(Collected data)
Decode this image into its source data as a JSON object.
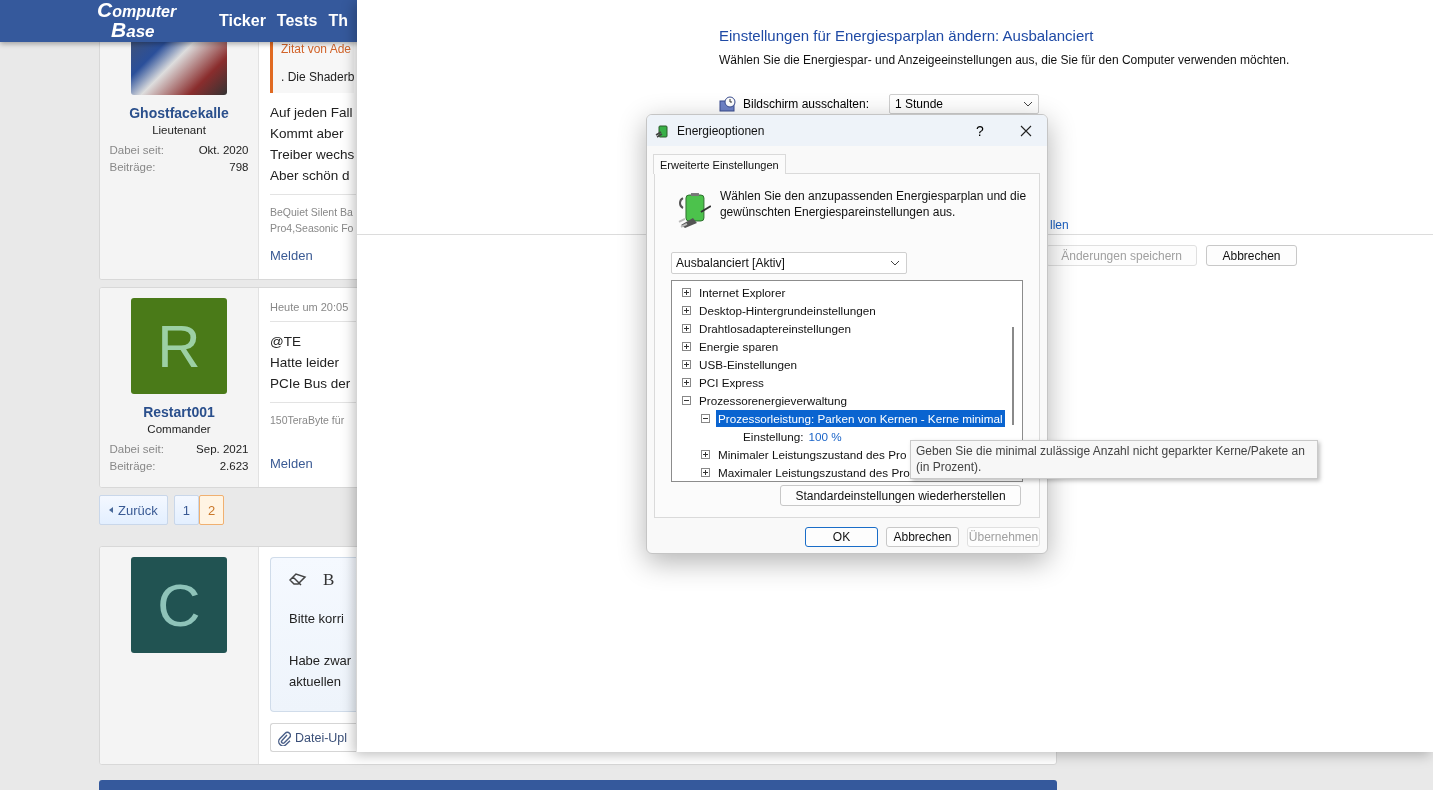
{
  "forum": {
    "logo": [
      "Computer",
      "Base"
    ],
    "nav": [
      "Ticker",
      "Tests",
      "Th"
    ],
    "posts": [
      {
        "avatar": {
          "kind": "photo"
        },
        "author": "Ghostfacekalle",
        "rank": "Lieutenant",
        "stats": [
          {
            "label": "Dabei seit:",
            "value": "Okt. 2020"
          },
          {
            "label": "Beiträge:",
            "value": "798"
          }
        ],
        "quote": {
          "source": "Zitat von Ade",
          "text": ". Die Shaderb"
        },
        "body": [
          "Auf jeden Fall",
          "Kommt aber",
          "Treiber wechs",
          "Aber schön d"
        ],
        "signature": [
          "BeQuiet Silent Ba",
          "Pro4,Seasonic Fo"
        ],
        "action": "Melden"
      },
      {
        "avatar": {
          "kind": "letter",
          "letter": "R",
          "color": "#4a7a18"
        },
        "author": "Restart001",
        "rank": "Commander",
        "stats": [
          {
            "label": "Dabei seit:",
            "value": "Sep. 2021"
          },
          {
            "label": "Beiträge:",
            "value": "2.623"
          }
        ],
        "time": "Heute um 20:05",
        "body": [
          "@TE",
          "Hatte leider",
          "PCIe Bus der"
        ],
        "signature": [
          "150TeraByte für"
        ],
        "action": "Melden"
      }
    ],
    "pagination": {
      "back": "Zurück",
      "pages": [
        {
          "label": "1",
          "selected": false
        },
        {
          "label": "2",
          "selected": true
        }
      ]
    },
    "reply": {
      "avatar": {
        "kind": "letter",
        "letter": "C",
        "color": "#215352"
      },
      "toolbar": [
        "B"
      ],
      "paragraphs": [
        [
          "Bitte korri"
        ],
        [
          "Habe zwar",
          "aktuellen"
        ]
      ],
      "upload": "Datei-Upl"
    }
  },
  "control_panel": {
    "title": "Einstellungen für Energiesparplan ändern: Ausbalanciert",
    "subtitle": "Wählen Sie die Energiespar- und Anzeigeeinstellungen aus, die Sie für den Computer verwenden möchten.",
    "settings": [
      {
        "label": "Bildschirm ausschalten:",
        "value": "1 Stunde"
      }
    ],
    "link": "llen",
    "buttons": [
      {
        "label": "Änderungen speichern",
        "disabled": true
      },
      {
        "label": "Abbrechen",
        "disabled": false
      }
    ]
  },
  "dialog": {
    "title": "Energieoptionen",
    "help": "?",
    "tabs": [
      {
        "label": "Erweiterte Einstellungen",
        "selected": true
      }
    ],
    "description": "Wählen Sie den anzupassenden Energiesparplan und die gewünschten Energiespareinstellungen aus.",
    "plan": "Ausbalanciert [Aktiv]",
    "tree": [
      {
        "kind": "node",
        "label": "Internet Explorer",
        "expanded": false,
        "selected": false
      },
      {
        "kind": "node",
        "label": "Desktop-Hintergrundeinstellungen",
        "expanded": false,
        "selected": false
      },
      {
        "kind": "node",
        "label": "Drahtlosadaptereinstellungen",
        "expanded": false,
        "selected": false
      },
      {
        "kind": "node",
        "label": "Energie sparen",
        "expanded": false,
        "selected": false
      },
      {
        "kind": "node",
        "label": "USB-Einstellungen",
        "expanded": false,
        "selected": false
      },
      {
        "kind": "node",
        "label": "PCI Express",
        "expanded": false,
        "selected": false
      },
      {
        "kind": "node",
        "label": "Prozessorenergieverwaltung",
        "expanded": true,
        "selected": false,
        "children": [
          {
            "kind": "node",
            "label": "Prozessorleistung: Parken von Kernen - Kerne minimal",
            "expanded": true,
            "selected": true,
            "children": [
              {
                "kind": "setting",
                "label": "Einstellung:",
                "value": "100 %"
              }
            ]
          },
          {
            "kind": "node",
            "label": "Minimaler Leistungszustand des Pro",
            "expanded": false,
            "selected": false
          },
          {
            "kind": "node",
            "label": "Maximaler Leistungszustand des Pro",
            "expanded": false,
            "selected": false
          }
        ]
      }
    ],
    "restore": "Standardeinstellungen wiederherstellen",
    "buttons": [
      {
        "label": "OK",
        "default": true,
        "disabled": false
      },
      {
        "label": "Abbrechen",
        "default": false,
        "disabled": false
      },
      {
        "label": "Übernehmen",
        "default": false,
        "disabled": true
      }
    ]
  },
  "tooltip": {
    "text": "Geben Sie die minimal zulässige Anzahl nicht geparkter Kerne/Pakete an (in Prozent)."
  }
}
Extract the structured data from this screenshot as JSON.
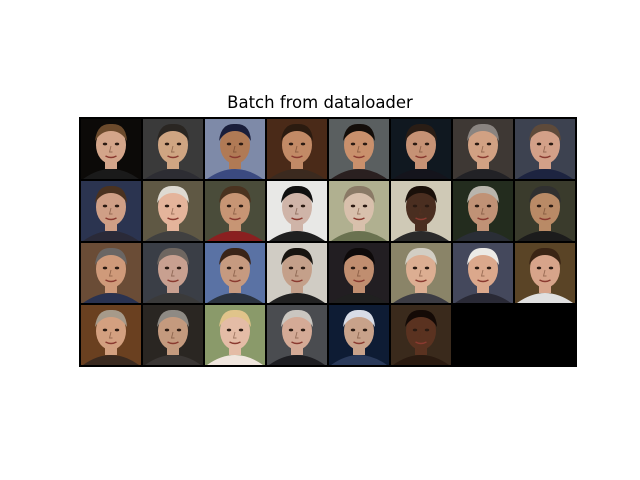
{
  "title": "Batch from dataloader",
  "grid": {
    "rows": 4,
    "cols": 8,
    "cells": [
      {
        "bg": "#0c0a08",
        "skin": "#d3a58a",
        "hair": "#6b4a2c",
        "shirt": "#1a1a1a"
      },
      {
        "bg": "#3a3a3a",
        "skin": "#cfa582",
        "hair": "#2a2622",
        "shirt": "#2d2d33"
      },
      {
        "bg": "#7e8aa8",
        "skin": "#b07a55",
        "hair": "#1a1e3a",
        "shirt": "#3b4a80"
      },
      {
        "bg": "#4a2a18",
        "skin": "#c28a66",
        "hair": "#2b1b10",
        "shirt": "#3b2a1f"
      },
      {
        "bg": "#5a5f60",
        "skin": "#c9906c",
        "hair": "#140e0a",
        "shirt": "#2a2020"
      },
      {
        "bg": "#101820",
        "skin": "#c69275",
        "hair": "#2a1d15",
        "shirt": "#14141c"
      },
      {
        "bg": "#3e3834",
        "skin": "#d1a183",
        "hair": "#8a8480",
        "shirt": "#222226"
      },
      {
        "bg": "#3d4250",
        "skin": "#d3a088",
        "hair": "#5e4a3a",
        "shirt": "#1d2440"
      },
      {
        "bg": "#2b3450",
        "skin": "#cf9f86",
        "hair": "#4a3220",
        "shirt": "#2a2a38"
      },
      {
        "bg": "#5f5844",
        "skin": "#e4b49b",
        "hair": "#dedad2",
        "shirt": "#404040"
      },
      {
        "bg": "#4a4c3a",
        "skin": "#c79574",
        "hair": "#4a3320",
        "shirt": "#8a2020"
      },
      {
        "bg": "#e8e8e6",
        "skin": "#cfb4a8",
        "hair": "#101010",
        "shirt": "#202020"
      },
      {
        "bg": "#b0b090",
        "skin": "#d8c0ac",
        "hair": "#8a7a66",
        "shirt": "#6a7250"
      },
      {
        "bg": "#cfc9b6",
        "skin": "#4a2e20",
        "hair": "#1a100a",
        "shirt": "#2a2a2a"
      },
      {
        "bg": "#232c1e",
        "skin": "#c09276",
        "hair": "#b9b5ad",
        "shirt": "#2a2e36"
      },
      {
        "bg": "#3a3b2c",
        "skin": "#b98a66",
        "hair": "#303030",
        "shirt": "#1c1c1c"
      },
      {
        "bg": "#6a4c36",
        "skin": "#cf9a7a",
        "hair": "#6a6664",
        "shirt": "#2a3250"
      },
      {
        "bg": "#3a3e46",
        "skin": "#c8a090",
        "hair": "#6e6660",
        "shirt": "#3a3a3a"
      },
      {
        "bg": "#5a72a4",
        "skin": "#c69a80",
        "hair": "#3a2418",
        "shirt": "#2c3440"
      },
      {
        "bg": "#d0ccc4",
        "skin": "#c4a08a",
        "hair": "#181410",
        "shirt": "#222"
      },
      {
        "bg": "#221e22",
        "skin": "#c08e70",
        "hair": "#0e0a0a",
        "shirt": "#202020"
      },
      {
        "bg": "#8a8468",
        "skin": "#dcae92",
        "hair": "#d2cec4",
        "shirt": "#3c3c44"
      },
      {
        "bg": "#44485c",
        "skin": "#dba88c",
        "hair": "#eceae6",
        "shirt": "#2a2a36"
      },
      {
        "bg": "#5a4426",
        "skin": "#d7a48a",
        "hair": "#3a2414",
        "shirt": "#e0e0e0"
      },
      {
        "bg": "#6a4020",
        "skin": "#d3a080",
        "hair": "#a69a8a",
        "shirt": "#3a2a20"
      },
      {
        "bg": "#2a2622",
        "skin": "#c49a7e",
        "hair": "#8e8a84",
        "shirt": "#3a3634"
      },
      {
        "bg": "#8a9a6a",
        "skin": "#e4bca6",
        "hair": "#e0c48a",
        "shirt": "#f0e6de"
      },
      {
        "bg": "#4a4c50",
        "skin": "#d4aa96",
        "hair": "#cac6c0",
        "shirt": "#1e1e22"
      },
      {
        "bg": "#0e1c34",
        "skin": "#c8a28a",
        "hair": "#d8dce6",
        "shirt": "#2a3a5a"
      },
      {
        "bg": "#3a2a1c",
        "skin": "#5a3220",
        "hair": "#140a06",
        "shirt": "#2a1a10"
      },
      {
        "bg": "#000000",
        "empty": true
      },
      {
        "bg": "#000000",
        "empty": true
      }
    ]
  }
}
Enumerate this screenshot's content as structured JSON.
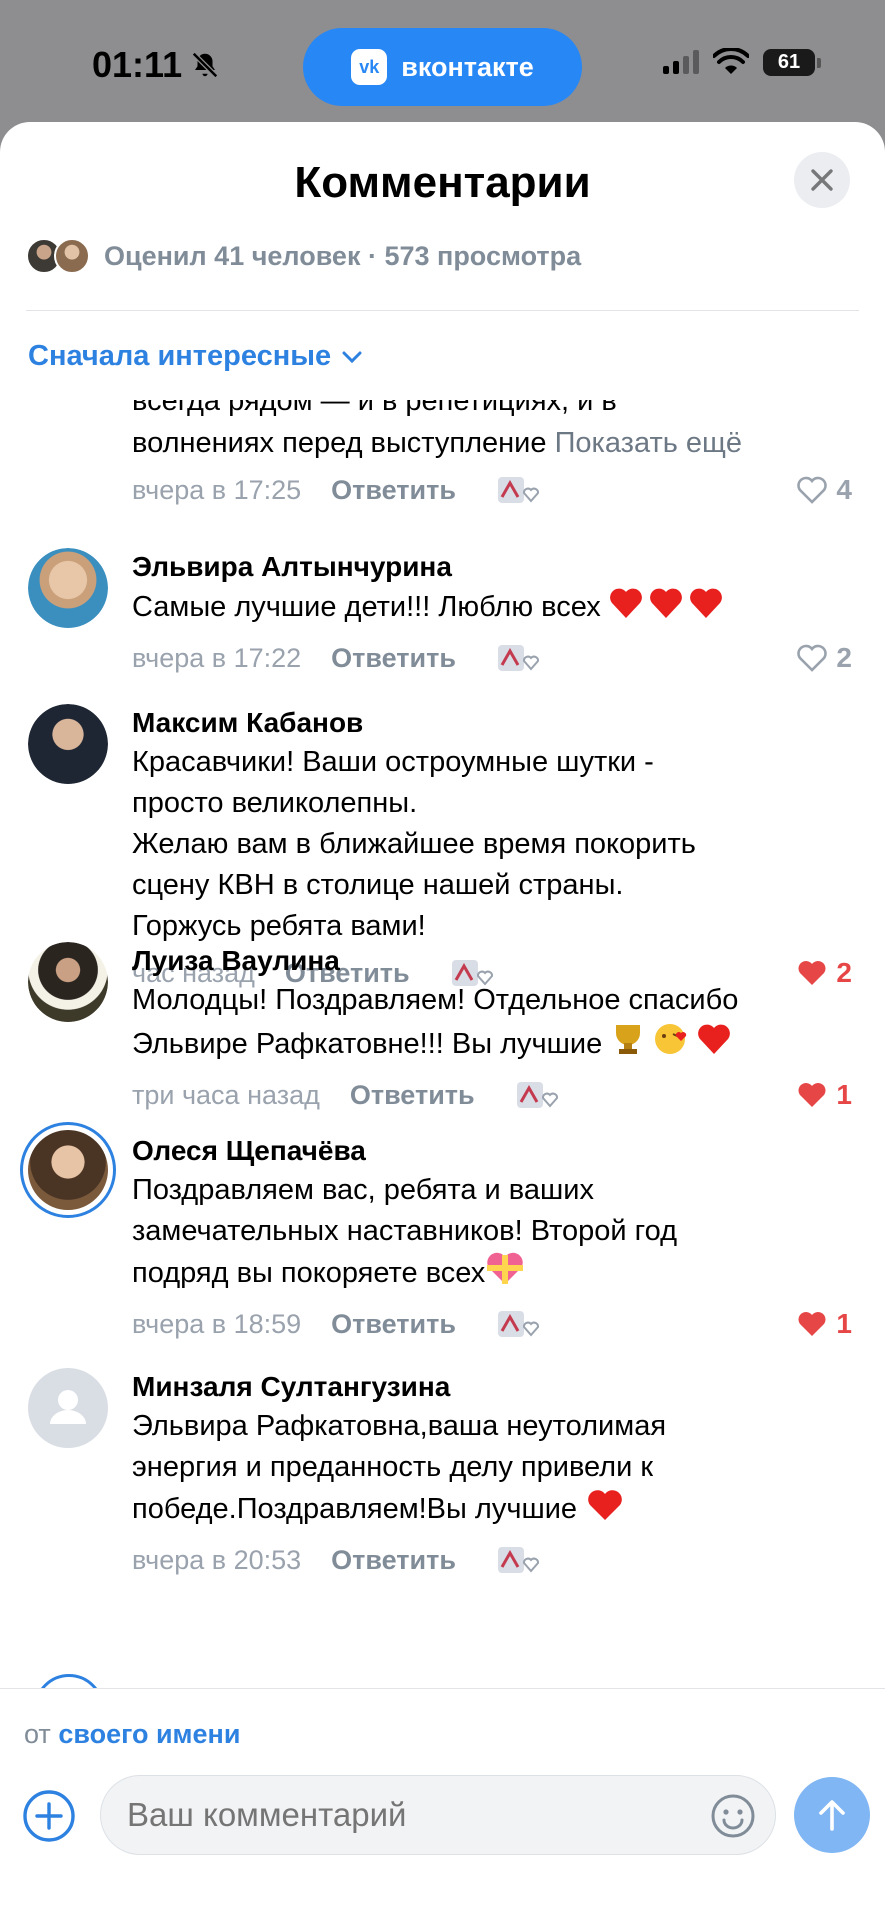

• **AIM OF THE TASK**:
Give the number of lines in the records that contain the string "Computer", with no other output.

• **RESULT OF THE EXERCISE**:
2